(Saved data entries)
◆ ◆ ◆ ◆ ◆ ◆ ◆

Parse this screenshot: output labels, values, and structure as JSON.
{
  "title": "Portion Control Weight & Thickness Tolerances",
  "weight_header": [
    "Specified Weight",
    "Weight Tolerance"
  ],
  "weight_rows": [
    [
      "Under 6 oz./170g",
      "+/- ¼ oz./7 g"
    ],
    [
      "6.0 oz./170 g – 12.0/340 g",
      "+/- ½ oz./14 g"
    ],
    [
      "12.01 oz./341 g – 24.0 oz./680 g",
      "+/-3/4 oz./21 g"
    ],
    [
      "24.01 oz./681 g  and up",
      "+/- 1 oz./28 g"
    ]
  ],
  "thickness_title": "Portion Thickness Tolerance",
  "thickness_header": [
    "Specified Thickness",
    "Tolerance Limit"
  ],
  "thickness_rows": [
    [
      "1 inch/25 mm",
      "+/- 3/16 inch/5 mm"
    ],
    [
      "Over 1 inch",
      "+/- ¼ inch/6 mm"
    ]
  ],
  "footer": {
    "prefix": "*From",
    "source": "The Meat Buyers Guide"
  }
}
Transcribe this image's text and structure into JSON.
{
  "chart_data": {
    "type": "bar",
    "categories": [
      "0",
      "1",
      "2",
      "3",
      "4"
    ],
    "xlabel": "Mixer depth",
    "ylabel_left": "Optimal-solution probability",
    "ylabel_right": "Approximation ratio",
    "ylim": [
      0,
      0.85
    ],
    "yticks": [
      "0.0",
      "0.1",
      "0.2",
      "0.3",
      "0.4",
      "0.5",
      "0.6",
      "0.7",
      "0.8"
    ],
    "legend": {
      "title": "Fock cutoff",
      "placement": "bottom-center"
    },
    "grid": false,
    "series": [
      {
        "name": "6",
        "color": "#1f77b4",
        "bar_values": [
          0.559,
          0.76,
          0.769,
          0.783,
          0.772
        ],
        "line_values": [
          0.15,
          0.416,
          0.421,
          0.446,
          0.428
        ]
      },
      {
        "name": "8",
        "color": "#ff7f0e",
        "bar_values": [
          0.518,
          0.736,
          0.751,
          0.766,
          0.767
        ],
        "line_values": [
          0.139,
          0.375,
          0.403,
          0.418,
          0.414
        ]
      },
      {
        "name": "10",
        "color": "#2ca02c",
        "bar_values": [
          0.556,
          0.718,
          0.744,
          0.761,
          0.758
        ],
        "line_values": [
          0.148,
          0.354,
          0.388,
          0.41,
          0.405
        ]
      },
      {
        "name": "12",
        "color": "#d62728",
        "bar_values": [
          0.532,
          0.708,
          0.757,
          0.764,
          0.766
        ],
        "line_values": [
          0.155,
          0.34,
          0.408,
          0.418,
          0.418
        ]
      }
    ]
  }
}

◆ ◆ ◆ ◆ ◆ ◆ ◆

:: What this task involves ::
Your task is to transcribe the line containing "Transcribe this image's" and every line after it, through the last line of the data, exactly as written and with nothing more.

:: Final result ::
Transcribe this image's text and structure into JSON.
{
  "chart_data": {
    "type": "bar",
    "categories": [
      "0",
      "1",
      "2",
      "3",
      "4"
    ],
    "xlabel": "Mixer depth",
    "ylabel_left": "Optimal-solution probability",
    "ylabel_right": "Approximation ratio",
    "ylim": [
      0,
      0.85
    ],
    "yticks": [
      "0.0",
      "0.1",
      "0.2",
      "0.3",
      "0.4",
      "0.5",
      "0.6",
      "0.7",
      "0.8"
    ],
    "legend": {
      "title": "Fock cutoff",
      "placement": "bottom-center"
    },
    "grid": false,
    "series": [
      {
        "name": "6",
        "color": "#1f77b4",
        "bar_values": [
          0.559,
          0.76,
          0.769,
          0.783,
          0.772
        ],
        "line_values": [
          0.15,
          0.416,
          0.421,
          0.446,
          0.428
        ]
      },
      {
        "name": "8",
        "color": "#ff7f0e",
        "bar_values": [
          0.518,
          0.736,
          0.751,
          0.766,
          0.767
        ],
        "line_values": [
          0.139,
          0.375,
          0.403,
          0.418,
          0.414
        ]
      },
      {
        "name": "10",
        "color": "#2ca02c",
        "bar_values": [
          0.556,
          0.718,
          0.744,
          0.761,
          0.758
        ],
        "line_values": [
          0.148,
          0.354,
          0.388,
          0.41,
          0.405
        ]
      },
      {
        "name": "12",
        "color": "#d62728",
        "bar_values": [
          0.532,
          0.708,
          0.757,
          0.764,
          0.766
        ],
        "line_values": [
          0.155,
          0.34,
          0.408,
          0.418,
          0.418
        ]
      }
    ]
  }
}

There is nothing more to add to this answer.